### [PROBLEM TO WORK ON]
Pull out each line of the records holding the string "ylabel".

### [DATASET RECORDS]
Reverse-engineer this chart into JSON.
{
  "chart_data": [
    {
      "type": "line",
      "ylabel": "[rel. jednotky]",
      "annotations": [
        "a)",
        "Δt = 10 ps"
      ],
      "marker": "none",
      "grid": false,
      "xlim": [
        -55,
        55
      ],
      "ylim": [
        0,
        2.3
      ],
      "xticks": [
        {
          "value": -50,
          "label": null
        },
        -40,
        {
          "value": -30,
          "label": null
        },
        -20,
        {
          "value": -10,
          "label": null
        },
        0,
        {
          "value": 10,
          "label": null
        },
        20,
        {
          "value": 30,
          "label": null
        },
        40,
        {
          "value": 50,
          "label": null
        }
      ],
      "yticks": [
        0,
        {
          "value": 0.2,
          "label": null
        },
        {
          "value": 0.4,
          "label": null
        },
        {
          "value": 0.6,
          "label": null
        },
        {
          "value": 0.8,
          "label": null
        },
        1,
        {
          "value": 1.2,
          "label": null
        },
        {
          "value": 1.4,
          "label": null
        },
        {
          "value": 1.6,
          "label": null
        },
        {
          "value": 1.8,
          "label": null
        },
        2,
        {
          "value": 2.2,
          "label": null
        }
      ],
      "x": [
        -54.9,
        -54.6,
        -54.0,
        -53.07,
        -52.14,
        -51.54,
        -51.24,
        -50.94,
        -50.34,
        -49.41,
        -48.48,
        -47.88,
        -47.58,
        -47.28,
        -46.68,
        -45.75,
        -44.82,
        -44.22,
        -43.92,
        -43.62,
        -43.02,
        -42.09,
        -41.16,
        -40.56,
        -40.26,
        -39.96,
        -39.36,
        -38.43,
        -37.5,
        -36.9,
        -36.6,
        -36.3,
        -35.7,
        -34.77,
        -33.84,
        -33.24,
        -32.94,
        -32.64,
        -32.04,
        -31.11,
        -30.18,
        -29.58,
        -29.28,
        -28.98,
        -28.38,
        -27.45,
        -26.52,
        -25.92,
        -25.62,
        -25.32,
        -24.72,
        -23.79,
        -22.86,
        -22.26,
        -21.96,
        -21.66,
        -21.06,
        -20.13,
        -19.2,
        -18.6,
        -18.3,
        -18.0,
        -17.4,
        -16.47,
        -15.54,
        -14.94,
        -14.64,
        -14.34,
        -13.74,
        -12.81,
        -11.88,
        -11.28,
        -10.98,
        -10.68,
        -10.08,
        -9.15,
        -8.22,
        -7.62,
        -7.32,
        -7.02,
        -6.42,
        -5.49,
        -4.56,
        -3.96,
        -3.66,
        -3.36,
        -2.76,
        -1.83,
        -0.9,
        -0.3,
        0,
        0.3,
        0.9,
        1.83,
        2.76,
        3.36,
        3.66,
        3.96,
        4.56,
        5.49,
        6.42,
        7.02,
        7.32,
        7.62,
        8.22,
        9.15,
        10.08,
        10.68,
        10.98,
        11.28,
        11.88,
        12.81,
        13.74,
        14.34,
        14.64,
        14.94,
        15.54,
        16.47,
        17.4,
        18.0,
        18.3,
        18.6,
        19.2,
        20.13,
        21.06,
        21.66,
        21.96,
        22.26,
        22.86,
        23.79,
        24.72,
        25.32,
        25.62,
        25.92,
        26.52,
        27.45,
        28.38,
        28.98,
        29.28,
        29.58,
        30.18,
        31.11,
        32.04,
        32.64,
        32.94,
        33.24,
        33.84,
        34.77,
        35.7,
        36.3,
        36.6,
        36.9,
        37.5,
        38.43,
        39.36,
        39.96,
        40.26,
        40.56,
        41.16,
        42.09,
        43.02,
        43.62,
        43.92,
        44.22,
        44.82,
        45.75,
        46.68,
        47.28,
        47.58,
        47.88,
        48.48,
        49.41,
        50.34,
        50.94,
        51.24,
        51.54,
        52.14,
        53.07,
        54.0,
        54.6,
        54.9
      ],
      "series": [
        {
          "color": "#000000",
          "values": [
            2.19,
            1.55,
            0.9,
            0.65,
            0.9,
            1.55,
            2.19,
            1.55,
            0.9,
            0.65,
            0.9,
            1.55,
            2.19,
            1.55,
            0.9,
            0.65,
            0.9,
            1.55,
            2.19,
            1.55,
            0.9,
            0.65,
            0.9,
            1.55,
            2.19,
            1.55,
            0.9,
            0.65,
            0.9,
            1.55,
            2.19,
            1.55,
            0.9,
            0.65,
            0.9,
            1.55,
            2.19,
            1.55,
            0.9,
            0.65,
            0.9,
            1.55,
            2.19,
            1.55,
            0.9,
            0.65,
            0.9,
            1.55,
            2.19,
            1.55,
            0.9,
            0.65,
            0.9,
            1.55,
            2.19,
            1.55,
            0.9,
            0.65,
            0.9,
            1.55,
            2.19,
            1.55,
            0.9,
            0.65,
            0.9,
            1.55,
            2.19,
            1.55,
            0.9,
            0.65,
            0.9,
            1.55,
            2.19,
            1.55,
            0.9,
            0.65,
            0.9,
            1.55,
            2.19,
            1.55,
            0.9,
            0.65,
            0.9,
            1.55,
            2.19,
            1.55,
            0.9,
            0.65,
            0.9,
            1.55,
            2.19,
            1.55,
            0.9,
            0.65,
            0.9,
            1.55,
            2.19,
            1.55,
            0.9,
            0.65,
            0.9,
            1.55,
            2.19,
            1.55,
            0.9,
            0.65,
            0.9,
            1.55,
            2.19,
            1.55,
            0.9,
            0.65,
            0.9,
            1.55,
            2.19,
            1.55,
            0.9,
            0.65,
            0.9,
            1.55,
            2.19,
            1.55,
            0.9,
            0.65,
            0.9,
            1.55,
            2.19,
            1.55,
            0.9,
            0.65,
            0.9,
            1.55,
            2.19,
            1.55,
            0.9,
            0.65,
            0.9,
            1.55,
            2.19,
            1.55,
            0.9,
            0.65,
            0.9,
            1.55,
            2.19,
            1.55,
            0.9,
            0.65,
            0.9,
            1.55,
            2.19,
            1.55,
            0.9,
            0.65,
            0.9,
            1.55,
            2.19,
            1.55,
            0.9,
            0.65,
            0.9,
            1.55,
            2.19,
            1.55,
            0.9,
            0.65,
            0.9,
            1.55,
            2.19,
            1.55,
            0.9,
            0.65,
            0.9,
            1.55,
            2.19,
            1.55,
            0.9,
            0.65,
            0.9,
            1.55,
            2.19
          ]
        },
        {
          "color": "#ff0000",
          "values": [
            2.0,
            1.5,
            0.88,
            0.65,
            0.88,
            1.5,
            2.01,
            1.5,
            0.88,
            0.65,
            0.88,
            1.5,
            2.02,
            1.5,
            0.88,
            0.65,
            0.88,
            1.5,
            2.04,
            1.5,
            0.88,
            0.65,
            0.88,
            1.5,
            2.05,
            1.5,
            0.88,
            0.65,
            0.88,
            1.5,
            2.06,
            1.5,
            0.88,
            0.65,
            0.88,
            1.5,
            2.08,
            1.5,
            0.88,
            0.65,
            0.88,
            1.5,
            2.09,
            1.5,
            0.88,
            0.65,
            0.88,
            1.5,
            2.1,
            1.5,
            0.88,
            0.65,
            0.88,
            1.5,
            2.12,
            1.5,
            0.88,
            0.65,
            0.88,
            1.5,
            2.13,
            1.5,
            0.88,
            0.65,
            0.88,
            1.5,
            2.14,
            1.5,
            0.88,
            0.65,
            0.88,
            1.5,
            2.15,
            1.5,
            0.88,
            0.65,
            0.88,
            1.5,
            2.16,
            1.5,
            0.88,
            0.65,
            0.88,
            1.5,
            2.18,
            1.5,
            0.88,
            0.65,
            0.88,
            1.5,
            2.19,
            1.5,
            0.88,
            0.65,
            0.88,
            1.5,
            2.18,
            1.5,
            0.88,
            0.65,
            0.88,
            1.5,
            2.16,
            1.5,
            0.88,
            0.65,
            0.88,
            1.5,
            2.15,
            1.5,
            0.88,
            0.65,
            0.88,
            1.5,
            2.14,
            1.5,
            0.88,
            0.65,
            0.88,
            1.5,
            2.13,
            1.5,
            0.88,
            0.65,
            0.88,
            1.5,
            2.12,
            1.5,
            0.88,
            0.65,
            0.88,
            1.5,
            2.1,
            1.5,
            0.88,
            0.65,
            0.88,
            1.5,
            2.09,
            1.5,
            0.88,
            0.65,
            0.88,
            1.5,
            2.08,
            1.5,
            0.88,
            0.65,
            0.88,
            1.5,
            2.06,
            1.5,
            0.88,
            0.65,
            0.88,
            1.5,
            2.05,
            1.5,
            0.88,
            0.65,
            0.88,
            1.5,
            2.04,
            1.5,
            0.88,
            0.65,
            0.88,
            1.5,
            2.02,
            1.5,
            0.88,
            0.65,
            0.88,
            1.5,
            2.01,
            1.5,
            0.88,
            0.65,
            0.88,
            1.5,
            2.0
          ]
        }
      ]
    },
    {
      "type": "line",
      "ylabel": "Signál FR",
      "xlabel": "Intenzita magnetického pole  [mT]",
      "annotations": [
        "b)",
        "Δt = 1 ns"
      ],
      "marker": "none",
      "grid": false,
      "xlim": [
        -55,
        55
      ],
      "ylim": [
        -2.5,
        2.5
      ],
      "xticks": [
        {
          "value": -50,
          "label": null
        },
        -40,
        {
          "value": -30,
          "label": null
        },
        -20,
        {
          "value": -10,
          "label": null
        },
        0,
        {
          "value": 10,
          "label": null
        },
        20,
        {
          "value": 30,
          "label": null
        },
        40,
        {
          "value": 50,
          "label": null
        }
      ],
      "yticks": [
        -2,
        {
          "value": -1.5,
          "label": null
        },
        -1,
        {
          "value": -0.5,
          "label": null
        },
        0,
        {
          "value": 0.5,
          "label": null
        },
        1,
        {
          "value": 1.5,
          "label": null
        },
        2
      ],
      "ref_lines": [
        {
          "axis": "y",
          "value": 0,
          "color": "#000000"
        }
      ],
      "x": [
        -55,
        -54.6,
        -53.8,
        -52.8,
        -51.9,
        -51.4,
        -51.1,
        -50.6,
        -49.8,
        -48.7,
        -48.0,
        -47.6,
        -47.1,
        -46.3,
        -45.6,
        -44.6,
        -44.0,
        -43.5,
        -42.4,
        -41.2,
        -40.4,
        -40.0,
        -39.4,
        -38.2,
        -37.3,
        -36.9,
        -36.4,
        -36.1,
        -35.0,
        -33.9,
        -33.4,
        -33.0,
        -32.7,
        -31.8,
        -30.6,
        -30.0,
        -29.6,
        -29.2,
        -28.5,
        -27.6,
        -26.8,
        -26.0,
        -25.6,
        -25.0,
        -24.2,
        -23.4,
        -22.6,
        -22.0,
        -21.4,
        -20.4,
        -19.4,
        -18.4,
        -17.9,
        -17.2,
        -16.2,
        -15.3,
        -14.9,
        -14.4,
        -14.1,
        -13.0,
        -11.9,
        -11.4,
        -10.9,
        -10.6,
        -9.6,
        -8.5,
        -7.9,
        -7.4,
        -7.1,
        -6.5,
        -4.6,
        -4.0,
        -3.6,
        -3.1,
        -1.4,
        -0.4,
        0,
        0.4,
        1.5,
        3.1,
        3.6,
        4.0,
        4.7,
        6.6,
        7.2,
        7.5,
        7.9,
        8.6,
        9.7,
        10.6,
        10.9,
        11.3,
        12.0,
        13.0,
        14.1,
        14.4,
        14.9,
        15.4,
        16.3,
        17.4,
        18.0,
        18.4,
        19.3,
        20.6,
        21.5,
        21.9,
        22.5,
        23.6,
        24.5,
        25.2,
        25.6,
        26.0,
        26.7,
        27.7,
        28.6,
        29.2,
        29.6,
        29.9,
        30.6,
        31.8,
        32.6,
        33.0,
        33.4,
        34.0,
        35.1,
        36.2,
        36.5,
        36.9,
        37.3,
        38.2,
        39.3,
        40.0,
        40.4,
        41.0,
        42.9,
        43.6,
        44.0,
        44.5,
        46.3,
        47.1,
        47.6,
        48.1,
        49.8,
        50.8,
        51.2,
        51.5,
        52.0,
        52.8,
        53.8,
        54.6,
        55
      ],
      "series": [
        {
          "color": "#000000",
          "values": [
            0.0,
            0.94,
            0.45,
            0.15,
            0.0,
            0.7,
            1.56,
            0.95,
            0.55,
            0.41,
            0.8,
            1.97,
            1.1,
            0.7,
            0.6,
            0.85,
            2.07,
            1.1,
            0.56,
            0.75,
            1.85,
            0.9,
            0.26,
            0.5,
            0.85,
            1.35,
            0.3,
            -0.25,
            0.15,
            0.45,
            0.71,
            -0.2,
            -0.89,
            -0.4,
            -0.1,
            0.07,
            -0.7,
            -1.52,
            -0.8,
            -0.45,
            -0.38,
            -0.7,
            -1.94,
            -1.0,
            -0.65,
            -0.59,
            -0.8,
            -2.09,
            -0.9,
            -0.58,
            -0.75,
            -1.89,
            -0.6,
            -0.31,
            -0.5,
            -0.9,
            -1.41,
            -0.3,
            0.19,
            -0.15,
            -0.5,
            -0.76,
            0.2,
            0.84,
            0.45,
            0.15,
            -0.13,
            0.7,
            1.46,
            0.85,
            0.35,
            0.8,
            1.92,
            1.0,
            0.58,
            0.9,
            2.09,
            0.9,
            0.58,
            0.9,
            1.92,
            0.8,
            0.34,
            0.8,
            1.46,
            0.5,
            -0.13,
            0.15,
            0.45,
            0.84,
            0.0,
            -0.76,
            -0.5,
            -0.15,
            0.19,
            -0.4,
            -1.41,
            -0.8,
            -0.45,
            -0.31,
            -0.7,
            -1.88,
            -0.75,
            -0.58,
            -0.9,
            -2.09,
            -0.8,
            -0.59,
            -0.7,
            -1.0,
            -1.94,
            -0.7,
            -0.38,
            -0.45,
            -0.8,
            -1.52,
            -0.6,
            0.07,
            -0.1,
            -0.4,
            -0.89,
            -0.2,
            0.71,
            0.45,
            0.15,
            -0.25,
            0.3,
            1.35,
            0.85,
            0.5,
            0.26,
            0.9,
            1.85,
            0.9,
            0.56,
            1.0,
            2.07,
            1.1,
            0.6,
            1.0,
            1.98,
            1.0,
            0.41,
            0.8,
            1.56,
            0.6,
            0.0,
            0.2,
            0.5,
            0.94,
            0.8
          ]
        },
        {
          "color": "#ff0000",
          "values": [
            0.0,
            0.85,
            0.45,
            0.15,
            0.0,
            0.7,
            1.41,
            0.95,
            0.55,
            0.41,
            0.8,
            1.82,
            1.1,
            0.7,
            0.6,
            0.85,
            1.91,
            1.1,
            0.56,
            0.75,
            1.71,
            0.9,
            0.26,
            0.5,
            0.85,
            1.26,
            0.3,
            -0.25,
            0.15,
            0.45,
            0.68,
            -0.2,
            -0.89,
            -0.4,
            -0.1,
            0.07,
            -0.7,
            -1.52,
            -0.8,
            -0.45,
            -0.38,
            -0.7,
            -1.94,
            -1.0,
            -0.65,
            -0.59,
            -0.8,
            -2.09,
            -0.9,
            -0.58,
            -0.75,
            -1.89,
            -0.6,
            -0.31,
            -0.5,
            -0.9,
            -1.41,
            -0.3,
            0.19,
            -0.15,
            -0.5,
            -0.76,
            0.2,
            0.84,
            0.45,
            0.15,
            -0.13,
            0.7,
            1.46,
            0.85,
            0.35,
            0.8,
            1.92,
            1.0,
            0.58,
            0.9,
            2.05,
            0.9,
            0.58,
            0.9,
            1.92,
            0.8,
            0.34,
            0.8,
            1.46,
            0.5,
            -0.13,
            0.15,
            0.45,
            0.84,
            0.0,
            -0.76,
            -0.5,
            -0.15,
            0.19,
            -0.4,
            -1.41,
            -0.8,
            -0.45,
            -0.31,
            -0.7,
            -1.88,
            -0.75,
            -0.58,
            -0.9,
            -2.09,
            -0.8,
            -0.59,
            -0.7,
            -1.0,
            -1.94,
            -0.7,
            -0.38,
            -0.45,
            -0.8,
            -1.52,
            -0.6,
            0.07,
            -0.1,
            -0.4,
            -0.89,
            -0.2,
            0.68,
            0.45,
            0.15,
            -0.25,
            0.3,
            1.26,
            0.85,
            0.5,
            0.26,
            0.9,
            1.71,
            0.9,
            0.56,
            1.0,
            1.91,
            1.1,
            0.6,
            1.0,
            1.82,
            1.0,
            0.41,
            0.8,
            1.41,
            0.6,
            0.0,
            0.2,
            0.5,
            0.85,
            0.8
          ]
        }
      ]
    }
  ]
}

### [REPLY TO THE TASK]
      "ylabel": "[rel. jednotky]",
      "ylabel": "Signál FR",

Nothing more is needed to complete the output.